Problem to solve:
Omit the images, then output each of the records below exactly.

....

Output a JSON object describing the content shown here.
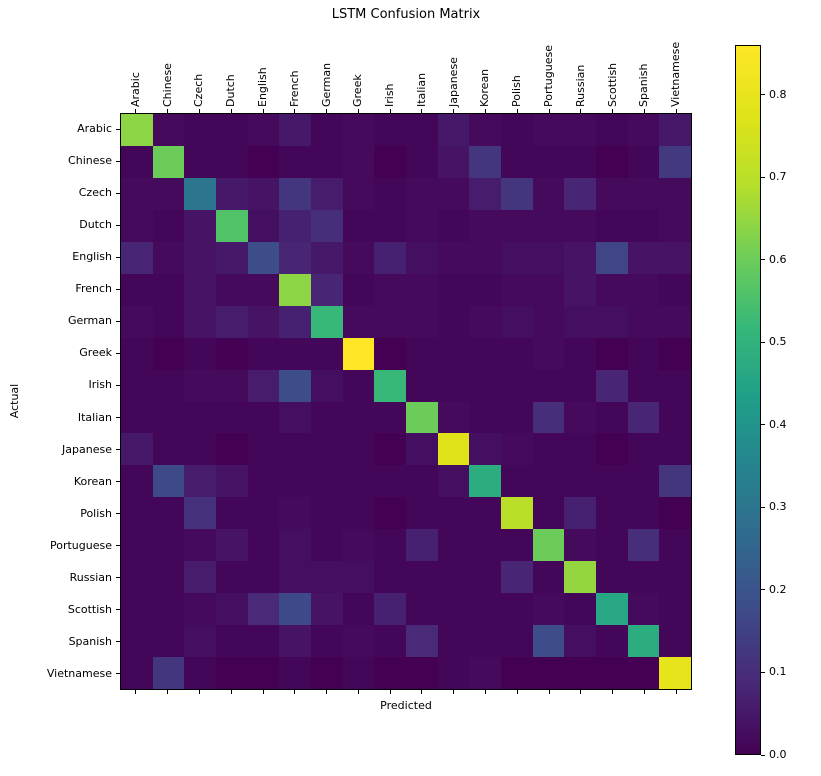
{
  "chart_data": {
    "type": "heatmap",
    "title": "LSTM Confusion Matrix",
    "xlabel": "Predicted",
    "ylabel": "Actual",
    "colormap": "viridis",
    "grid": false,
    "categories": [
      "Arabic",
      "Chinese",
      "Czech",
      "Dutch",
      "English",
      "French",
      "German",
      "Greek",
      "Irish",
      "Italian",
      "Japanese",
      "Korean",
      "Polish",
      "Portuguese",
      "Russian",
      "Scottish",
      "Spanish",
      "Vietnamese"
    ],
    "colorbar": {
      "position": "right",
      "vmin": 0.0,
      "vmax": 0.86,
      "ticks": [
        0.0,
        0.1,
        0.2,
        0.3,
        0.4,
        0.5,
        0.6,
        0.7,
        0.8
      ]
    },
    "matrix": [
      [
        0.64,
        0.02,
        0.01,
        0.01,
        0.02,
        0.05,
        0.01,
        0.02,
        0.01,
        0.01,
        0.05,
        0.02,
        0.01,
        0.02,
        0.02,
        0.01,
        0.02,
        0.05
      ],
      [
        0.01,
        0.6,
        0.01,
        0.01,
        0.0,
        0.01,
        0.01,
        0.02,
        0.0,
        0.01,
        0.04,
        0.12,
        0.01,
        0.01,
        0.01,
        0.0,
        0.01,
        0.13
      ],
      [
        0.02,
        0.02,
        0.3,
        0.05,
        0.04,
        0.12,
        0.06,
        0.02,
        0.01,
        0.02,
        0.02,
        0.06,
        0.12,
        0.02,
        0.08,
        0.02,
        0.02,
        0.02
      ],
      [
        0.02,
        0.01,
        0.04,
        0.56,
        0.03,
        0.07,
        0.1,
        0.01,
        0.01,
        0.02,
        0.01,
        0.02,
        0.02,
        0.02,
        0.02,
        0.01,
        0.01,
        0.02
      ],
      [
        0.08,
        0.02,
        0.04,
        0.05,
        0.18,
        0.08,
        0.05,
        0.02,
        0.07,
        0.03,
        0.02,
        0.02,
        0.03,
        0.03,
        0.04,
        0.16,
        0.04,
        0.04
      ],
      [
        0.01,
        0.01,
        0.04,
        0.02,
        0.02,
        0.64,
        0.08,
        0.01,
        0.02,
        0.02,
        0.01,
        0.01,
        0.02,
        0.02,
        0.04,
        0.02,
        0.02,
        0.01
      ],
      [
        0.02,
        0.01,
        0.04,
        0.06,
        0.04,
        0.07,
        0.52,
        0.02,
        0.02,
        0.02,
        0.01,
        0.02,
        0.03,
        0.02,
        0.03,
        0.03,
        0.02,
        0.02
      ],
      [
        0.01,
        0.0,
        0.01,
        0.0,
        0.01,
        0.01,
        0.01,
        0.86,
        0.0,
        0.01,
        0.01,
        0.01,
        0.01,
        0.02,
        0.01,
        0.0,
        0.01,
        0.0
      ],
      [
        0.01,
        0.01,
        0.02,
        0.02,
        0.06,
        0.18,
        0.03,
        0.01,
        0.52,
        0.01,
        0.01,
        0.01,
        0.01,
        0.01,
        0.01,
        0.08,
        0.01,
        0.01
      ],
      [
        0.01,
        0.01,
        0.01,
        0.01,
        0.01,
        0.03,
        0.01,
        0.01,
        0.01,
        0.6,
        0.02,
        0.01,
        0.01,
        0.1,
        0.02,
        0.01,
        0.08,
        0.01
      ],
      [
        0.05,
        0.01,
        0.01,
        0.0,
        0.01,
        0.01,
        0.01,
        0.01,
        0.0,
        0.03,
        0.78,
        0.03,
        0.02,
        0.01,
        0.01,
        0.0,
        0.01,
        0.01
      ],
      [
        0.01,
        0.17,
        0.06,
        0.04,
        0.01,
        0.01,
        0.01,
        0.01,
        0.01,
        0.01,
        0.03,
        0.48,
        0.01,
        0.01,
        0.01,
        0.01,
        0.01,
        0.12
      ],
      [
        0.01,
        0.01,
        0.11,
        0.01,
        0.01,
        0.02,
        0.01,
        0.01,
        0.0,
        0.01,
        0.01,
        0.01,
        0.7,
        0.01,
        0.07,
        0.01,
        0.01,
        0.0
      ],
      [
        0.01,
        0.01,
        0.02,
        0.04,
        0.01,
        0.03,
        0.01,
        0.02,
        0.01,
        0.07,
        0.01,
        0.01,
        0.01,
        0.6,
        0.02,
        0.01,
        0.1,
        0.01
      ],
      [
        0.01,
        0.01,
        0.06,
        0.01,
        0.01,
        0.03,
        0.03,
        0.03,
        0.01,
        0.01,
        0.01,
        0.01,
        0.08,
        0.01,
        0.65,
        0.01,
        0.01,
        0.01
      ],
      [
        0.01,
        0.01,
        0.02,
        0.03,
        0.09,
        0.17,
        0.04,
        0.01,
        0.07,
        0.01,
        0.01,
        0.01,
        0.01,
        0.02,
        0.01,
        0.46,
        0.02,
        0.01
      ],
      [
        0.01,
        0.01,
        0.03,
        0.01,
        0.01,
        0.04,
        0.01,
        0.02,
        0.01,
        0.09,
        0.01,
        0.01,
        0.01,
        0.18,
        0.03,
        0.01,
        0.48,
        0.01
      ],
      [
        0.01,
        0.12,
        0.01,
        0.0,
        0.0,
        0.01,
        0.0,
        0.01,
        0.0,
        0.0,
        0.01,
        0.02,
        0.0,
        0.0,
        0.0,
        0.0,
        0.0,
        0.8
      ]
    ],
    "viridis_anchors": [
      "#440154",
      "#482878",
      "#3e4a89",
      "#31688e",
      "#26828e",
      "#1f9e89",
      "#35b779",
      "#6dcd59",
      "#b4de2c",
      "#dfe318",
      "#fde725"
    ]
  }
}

....

Exercise output:
Output a JSON object describing the content shown here.
{
  "chart_data": {
    "type": "heatmap",
    "title": "LSTM Confusion Matrix",
    "xlabel": "Predicted",
    "ylabel": "Actual",
    "colormap": "viridis",
    "grid": false,
    "categories": [
      "Arabic",
      "Chinese",
      "Czech",
      "Dutch",
      "English",
      "French",
      "German",
      "Greek",
      "Irish",
      "Italian",
      "Japanese",
      "Korean",
      "Polish",
      "Portuguese",
      "Russian",
      "Scottish",
      "Spanish",
      "Vietnamese"
    ],
    "colorbar": {
      "position": "right",
      "vmin": 0.0,
      "vmax": 0.86,
      "ticks": [
        0.0,
        0.1,
        0.2,
        0.3,
        0.4,
        0.5,
        0.6,
        0.7,
        0.8
      ]
    },
    "matrix": [
      [
        0.64,
        0.02,
        0.01,
        0.01,
        0.02,
        0.05,
        0.01,
        0.02,
        0.01,
        0.01,
        0.05,
        0.02,
        0.01,
        0.02,
        0.02,
        0.01,
        0.02,
        0.05
      ],
      [
        0.01,
        0.6,
        0.01,
        0.01,
        0.0,
        0.01,
        0.01,
        0.02,
        0.0,
        0.01,
        0.04,
        0.12,
        0.01,
        0.01,
        0.01,
        0.0,
        0.01,
        0.13
      ],
      [
        0.02,
        0.02,
        0.3,
        0.05,
        0.04,
        0.12,
        0.06,
        0.02,
        0.01,
        0.02,
        0.02,
        0.06,
        0.12,
        0.02,
        0.08,
        0.02,
        0.02,
        0.02
      ],
      [
        0.02,
        0.01,
        0.04,
        0.56,
        0.03,
        0.07,
        0.1,
        0.01,
        0.01,
        0.02,
        0.01,
        0.02,
        0.02,
        0.02,
        0.02,
        0.01,
        0.01,
        0.02
      ],
      [
        0.08,
        0.02,
        0.04,
        0.05,
        0.18,
        0.08,
        0.05,
        0.02,
        0.07,
        0.03,
        0.02,
        0.02,
        0.03,
        0.03,
        0.04,
        0.16,
        0.04,
        0.04
      ],
      [
        0.01,
        0.01,
        0.04,
        0.02,
        0.02,
        0.64,
        0.08,
        0.01,
        0.02,
        0.02,
        0.01,
        0.01,
        0.02,
        0.02,
        0.04,
        0.02,
        0.02,
        0.01
      ],
      [
        0.02,
        0.01,
        0.04,
        0.06,
        0.04,
        0.07,
        0.52,
        0.02,
        0.02,
        0.02,
        0.01,
        0.02,
        0.03,
        0.02,
        0.03,
        0.03,
        0.02,
        0.02
      ],
      [
        0.01,
        0.0,
        0.01,
        0.0,
        0.01,
        0.01,
        0.01,
        0.86,
        0.0,
        0.01,
        0.01,
        0.01,
        0.01,
        0.02,
        0.01,
        0.0,
        0.01,
        0.0
      ],
      [
        0.01,
        0.01,
        0.02,
        0.02,
        0.06,
        0.18,
        0.03,
        0.01,
        0.52,
        0.01,
        0.01,
        0.01,
        0.01,
        0.01,
        0.01,
        0.08,
        0.01,
        0.01
      ],
      [
        0.01,
        0.01,
        0.01,
        0.01,
        0.01,
        0.03,
        0.01,
        0.01,
        0.01,
        0.6,
        0.02,
        0.01,
        0.01,
        0.1,
        0.02,
        0.01,
        0.08,
        0.01
      ],
      [
        0.05,
        0.01,
        0.01,
        0.0,
        0.01,
        0.01,
        0.01,
        0.01,
        0.0,
        0.03,
        0.78,
        0.03,
        0.02,
        0.01,
        0.01,
        0.0,
        0.01,
        0.01
      ],
      [
        0.01,
        0.17,
        0.06,
        0.04,
        0.01,
        0.01,
        0.01,
        0.01,
        0.01,
        0.01,
        0.03,
        0.48,
        0.01,
        0.01,
        0.01,
        0.01,
        0.01,
        0.12
      ],
      [
        0.01,
        0.01,
        0.11,
        0.01,
        0.01,
        0.02,
        0.01,
        0.01,
        0.0,
        0.01,
        0.01,
        0.01,
        0.7,
        0.01,
        0.07,
        0.01,
        0.01,
        0.0
      ],
      [
        0.01,
        0.01,
        0.02,
        0.04,
        0.01,
        0.03,
        0.01,
        0.02,
        0.01,
        0.07,
        0.01,
        0.01,
        0.01,
        0.6,
        0.02,
        0.01,
        0.1,
        0.01
      ],
      [
        0.01,
        0.01,
        0.06,
        0.01,
        0.01,
        0.03,
        0.03,
        0.03,
        0.01,
        0.01,
        0.01,
        0.01,
        0.08,
        0.01,
        0.65,
        0.01,
        0.01,
        0.01
      ],
      [
        0.01,
        0.01,
        0.02,
        0.03,
        0.09,
        0.17,
        0.04,
        0.01,
        0.07,
        0.01,
        0.01,
        0.01,
        0.01,
        0.02,
        0.01,
        0.46,
        0.02,
        0.01
      ],
      [
        0.01,
        0.01,
        0.03,
        0.01,
        0.01,
        0.04,
        0.01,
        0.02,
        0.01,
        0.09,
        0.01,
        0.01,
        0.01,
        0.18,
        0.03,
        0.01,
        0.48,
        0.01
      ],
      [
        0.01,
        0.12,
        0.01,
        0.0,
        0.0,
        0.01,
        0.0,
        0.01,
        0.0,
        0.0,
        0.01,
        0.02,
        0.0,
        0.0,
        0.0,
        0.0,
        0.0,
        0.8
      ]
    ],
    "viridis_anchors": [
      "#440154",
      "#482878",
      "#3e4a89",
      "#31688e",
      "#26828e",
      "#1f9e89",
      "#35b779",
      "#6dcd59",
      "#b4de2c",
      "#dfe318",
      "#fde725"
    ]
  }
}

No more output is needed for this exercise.